Repeat the whole listing exactly as written.

[Saved entries]
--- Begin ---

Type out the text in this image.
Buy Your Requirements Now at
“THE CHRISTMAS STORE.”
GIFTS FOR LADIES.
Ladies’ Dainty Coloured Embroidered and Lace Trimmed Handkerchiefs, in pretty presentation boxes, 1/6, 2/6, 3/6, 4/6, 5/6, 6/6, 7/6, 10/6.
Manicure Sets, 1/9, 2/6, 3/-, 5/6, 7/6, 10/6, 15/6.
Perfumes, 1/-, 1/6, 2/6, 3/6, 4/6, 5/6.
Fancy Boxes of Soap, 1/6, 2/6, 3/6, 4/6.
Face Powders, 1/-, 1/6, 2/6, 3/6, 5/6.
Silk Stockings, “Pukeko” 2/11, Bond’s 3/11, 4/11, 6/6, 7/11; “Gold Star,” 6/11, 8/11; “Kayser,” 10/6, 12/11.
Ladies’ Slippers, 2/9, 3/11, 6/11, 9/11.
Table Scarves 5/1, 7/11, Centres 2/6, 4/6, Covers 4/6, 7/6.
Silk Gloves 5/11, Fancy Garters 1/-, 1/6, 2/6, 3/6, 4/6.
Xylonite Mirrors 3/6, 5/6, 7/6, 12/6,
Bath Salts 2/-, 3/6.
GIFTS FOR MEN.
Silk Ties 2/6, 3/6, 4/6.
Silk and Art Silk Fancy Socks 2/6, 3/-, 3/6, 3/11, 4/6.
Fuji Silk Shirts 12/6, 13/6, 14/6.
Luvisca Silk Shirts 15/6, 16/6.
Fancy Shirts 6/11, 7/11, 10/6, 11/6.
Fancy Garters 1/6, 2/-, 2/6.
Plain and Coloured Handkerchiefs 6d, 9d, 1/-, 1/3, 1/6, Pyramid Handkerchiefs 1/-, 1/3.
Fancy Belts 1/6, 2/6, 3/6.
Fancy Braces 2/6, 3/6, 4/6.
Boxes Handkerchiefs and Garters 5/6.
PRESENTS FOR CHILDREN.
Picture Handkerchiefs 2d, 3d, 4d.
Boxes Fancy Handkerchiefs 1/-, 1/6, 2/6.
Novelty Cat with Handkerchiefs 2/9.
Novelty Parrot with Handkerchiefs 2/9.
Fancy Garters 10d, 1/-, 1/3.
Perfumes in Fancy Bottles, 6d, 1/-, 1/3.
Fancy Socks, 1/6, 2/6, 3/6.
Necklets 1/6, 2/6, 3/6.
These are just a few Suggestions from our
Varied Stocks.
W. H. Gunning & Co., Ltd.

--- End ---

## Task answer
Type out the text in this image.
Buy Your Requirements Now at
“THE CHRISTMAS STORE.”
GIFTS FOR LADIES.
Ladies’ Dainty Coloured Embroidered and Lace Trimmed Handkerchiefs, in pretty presentation boxes, 1/6, 2/6, 3/6, 4/6, 5/6, 6/6, 7/6, 10/6.
Manicure Sets, 1/9, 2/6, 3/-, 5/6, 7/6, 10/6, 15/6.
Perfumes, 1/-, 1/6, 2/6, 3/6, 4/6, 5/6.
Fancy Boxes of Soap, 1/6, 2/6, 3/6, 4/6.
Face Powders, 1/-, 1/6, 2/6, 3/6, 5/6.
Silk Stockings, “Pukeko” 2/11, Bond’s 3/11, 4/11, 6/6, 7/11; “Gold Star,” 6/11, 8/11; “Kayser,” 10/6, 12/11.
Ladies’ Slippers, 2/9, 3/11, 6/11, 9/11.
Table Scarves 5/1, 7/11, Centres 2/6, 4/6, Covers 4/6, 7/6.
Silk Gloves 5/11, Fancy Garters 1/-, 1/6, 2/6, 3/6, 4/6.
Xylonite Mirrors 3/6, 5/6, 7/6, 12/6,
Bath Salts 2/-, 3/6.
GIFTS FOR MEN.
Silk Ties 2/6, 3/6, 4/6.
Silk and Art Silk Fancy Socks 2/6, 3/-, 3/6, 3/11, 4/6.
Fuji Silk Shirts 12/6, 13/6, 14/6.
Luvisca Silk Shirts 15/6, 16/6.
Fancy Shirts 6/11, 7/11, 10/6, 11/6.
Fancy Garters 1/6, 2/-, 2/6.
Plain and Coloured Handkerchiefs 6d, 9d, 1/-, 1/3, 1/6, Pyramid Handkerchiefs 1/-, 1/3.
Fancy Belts 1/6, 2/6, 3/6.
Fancy Braces 2/6, 3/6, 4/6.
Boxes Handkerchiefs and Garters 5/6.
PRESENTS FOR CHILDREN.
Picture Handkerchiefs 2d, 3d, 4d.
Boxes Fancy Handkerchiefs 1/-, 1/6, 2/6.
Novelty Cat with Handkerchiefs 2/9.
Novelty Parrot with Handkerchiefs 2/9.
Fancy Garters 10d, 1/-, 1/3.
Perfumes in Fancy Bottles, 6d, 1/-, 1/3.
Fancy Socks, 1/6, 2/6, 3/6.
Necklets 1/6, 2/6, 3/6.
These are just a few Suggestions from our
Varied Stocks.
W. H. Gunning & Co., Ltd.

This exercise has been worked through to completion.